Do this:
For the entries below, how many lines include the word "style"? Give the figure and nothing more.
------ Data supplied ------
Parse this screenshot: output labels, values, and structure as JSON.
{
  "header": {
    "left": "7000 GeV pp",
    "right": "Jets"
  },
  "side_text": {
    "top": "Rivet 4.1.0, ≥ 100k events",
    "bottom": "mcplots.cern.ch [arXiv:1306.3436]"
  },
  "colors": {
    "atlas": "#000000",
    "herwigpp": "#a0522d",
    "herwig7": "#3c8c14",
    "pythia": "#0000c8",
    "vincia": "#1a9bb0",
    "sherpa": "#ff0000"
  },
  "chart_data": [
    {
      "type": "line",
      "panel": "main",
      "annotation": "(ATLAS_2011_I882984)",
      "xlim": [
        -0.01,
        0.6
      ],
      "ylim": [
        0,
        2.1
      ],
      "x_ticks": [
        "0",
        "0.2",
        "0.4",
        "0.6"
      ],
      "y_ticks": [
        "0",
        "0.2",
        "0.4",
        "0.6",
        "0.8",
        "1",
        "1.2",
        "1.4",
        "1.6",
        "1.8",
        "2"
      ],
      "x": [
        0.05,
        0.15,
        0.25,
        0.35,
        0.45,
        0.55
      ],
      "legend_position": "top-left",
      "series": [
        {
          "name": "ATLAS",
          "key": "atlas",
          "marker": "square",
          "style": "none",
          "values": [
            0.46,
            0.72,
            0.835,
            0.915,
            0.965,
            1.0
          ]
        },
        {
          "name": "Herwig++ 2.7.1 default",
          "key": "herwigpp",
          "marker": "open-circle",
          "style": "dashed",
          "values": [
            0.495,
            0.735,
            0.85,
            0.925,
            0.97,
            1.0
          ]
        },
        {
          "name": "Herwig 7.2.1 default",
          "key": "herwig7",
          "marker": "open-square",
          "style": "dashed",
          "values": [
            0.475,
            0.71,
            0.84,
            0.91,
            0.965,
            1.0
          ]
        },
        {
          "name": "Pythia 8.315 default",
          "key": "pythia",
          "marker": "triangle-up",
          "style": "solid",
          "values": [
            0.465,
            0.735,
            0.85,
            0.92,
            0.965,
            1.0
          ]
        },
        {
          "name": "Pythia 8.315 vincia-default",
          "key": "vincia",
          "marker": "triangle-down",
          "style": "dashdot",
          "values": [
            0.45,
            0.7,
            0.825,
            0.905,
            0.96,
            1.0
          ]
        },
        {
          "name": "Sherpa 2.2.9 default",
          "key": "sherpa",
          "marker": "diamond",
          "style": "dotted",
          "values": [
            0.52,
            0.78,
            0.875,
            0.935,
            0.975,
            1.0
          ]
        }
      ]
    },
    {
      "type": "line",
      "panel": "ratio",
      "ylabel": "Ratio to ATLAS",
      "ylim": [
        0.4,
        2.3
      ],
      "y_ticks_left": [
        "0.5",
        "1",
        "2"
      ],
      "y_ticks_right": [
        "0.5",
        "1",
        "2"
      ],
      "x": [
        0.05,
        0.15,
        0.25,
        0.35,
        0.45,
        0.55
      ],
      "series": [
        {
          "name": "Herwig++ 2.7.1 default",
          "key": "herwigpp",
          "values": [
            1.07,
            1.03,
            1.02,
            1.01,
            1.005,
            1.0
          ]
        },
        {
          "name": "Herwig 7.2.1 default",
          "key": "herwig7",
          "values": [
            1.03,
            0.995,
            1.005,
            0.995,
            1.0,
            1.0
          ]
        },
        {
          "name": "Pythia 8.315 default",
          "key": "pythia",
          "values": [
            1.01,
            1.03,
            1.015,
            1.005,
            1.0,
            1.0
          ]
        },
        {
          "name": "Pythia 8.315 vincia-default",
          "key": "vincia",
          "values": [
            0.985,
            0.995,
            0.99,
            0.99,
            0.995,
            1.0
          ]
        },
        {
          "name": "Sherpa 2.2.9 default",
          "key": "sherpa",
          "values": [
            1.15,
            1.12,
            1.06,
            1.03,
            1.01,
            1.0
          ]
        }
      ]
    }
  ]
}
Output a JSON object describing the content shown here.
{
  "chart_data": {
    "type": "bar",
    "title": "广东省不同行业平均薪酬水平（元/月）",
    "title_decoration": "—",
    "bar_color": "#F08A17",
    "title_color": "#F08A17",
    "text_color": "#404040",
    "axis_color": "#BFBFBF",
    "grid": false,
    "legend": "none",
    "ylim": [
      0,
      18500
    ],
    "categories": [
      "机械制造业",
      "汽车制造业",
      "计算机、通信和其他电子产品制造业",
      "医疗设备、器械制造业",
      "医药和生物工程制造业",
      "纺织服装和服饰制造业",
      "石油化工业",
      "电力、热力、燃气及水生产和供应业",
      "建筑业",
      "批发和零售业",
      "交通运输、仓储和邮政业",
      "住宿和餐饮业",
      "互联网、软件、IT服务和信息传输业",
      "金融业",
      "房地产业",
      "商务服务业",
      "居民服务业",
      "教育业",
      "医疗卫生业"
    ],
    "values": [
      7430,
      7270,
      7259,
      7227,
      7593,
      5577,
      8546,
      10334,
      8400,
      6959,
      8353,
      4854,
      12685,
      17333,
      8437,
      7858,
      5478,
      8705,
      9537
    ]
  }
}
------
Output:
6